## Start Entries

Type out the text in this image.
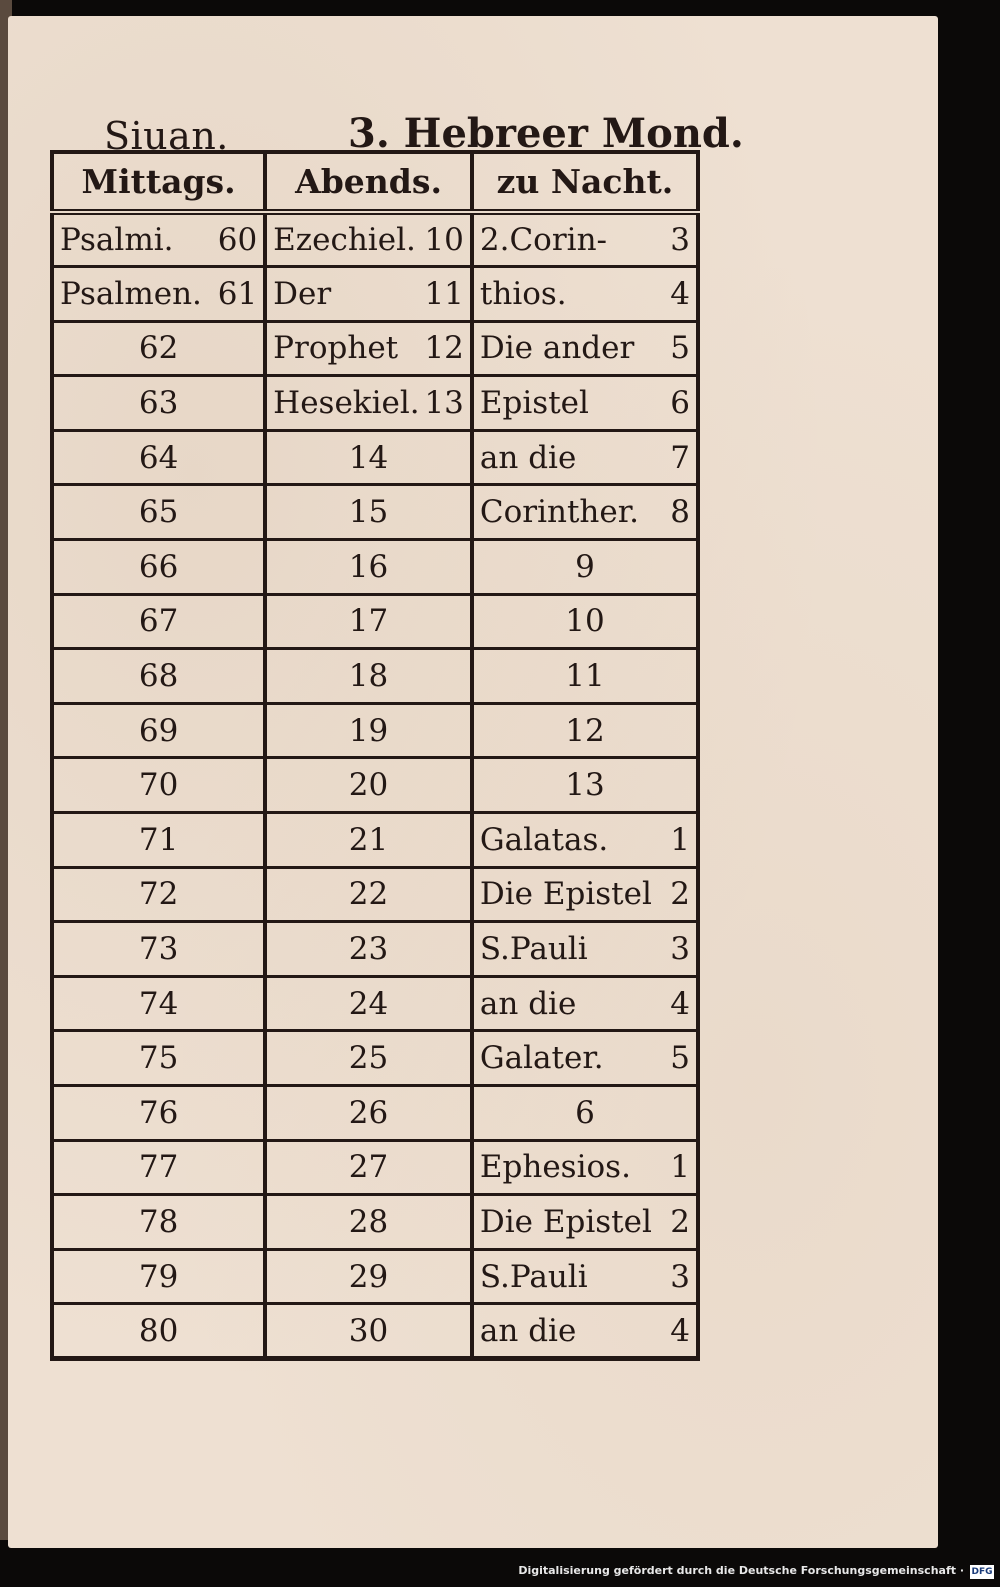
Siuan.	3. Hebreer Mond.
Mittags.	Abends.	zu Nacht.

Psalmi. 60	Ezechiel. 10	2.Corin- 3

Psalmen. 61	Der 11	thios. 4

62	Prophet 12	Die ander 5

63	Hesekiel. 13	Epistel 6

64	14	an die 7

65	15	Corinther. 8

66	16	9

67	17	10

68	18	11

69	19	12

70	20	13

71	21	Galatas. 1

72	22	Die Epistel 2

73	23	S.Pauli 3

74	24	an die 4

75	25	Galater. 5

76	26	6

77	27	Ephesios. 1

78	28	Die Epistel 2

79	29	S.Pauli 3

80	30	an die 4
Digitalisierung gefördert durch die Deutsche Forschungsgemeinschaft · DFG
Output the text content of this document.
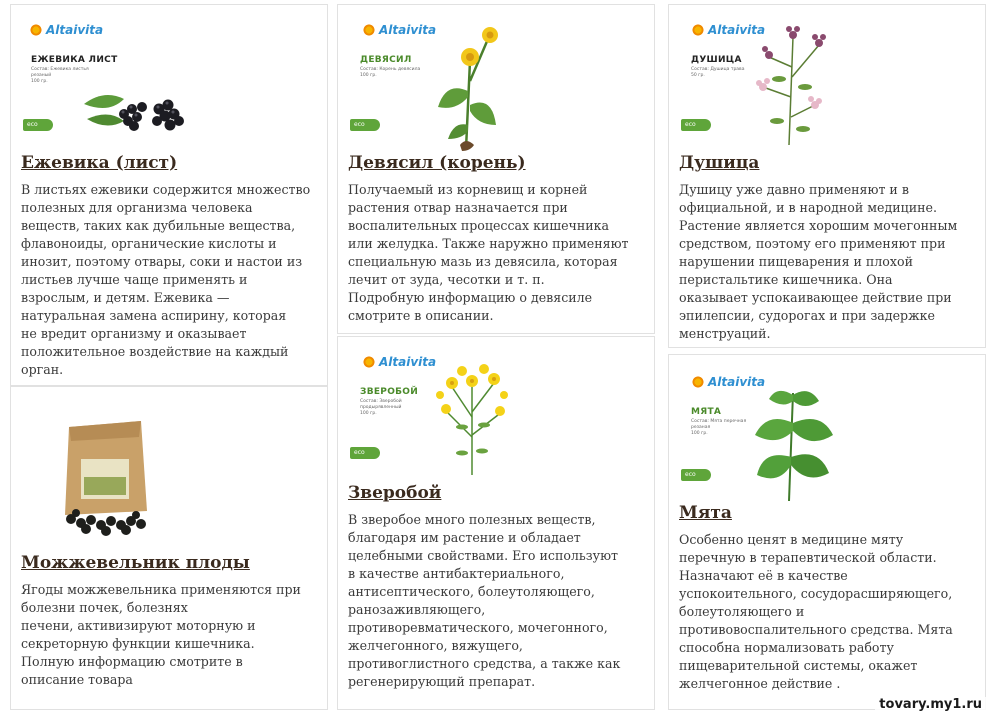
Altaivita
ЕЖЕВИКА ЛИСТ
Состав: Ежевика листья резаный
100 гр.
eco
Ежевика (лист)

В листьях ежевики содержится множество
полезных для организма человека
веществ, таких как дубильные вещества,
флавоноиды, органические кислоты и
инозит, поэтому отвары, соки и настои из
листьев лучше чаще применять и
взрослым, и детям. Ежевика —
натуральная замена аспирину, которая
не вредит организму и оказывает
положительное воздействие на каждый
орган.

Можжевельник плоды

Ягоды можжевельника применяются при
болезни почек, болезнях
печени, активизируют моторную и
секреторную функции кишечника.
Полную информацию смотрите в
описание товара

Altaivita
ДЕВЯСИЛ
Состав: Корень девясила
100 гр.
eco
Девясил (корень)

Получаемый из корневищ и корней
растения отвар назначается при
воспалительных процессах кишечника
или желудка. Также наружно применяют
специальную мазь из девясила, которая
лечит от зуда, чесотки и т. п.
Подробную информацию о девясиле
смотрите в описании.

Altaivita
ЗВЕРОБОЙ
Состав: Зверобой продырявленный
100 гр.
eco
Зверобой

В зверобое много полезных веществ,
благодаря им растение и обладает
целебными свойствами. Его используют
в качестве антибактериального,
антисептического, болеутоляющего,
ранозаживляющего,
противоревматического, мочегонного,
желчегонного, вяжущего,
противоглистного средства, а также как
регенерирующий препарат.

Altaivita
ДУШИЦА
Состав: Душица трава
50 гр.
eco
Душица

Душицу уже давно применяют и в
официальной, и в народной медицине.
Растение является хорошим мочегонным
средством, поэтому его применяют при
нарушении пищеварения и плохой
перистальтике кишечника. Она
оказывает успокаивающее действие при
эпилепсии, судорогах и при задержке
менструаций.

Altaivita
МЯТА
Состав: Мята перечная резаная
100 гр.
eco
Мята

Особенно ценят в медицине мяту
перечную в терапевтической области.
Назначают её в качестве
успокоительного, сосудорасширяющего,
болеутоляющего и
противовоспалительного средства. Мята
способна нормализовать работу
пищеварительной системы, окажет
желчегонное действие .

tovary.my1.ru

## End Entries

**Given task:** Isolate the lines above that contain the word "которая" and copy them.

**Solution for this problem:**
натуральная замена аспирину, которая
специальную мазь из девясила, которая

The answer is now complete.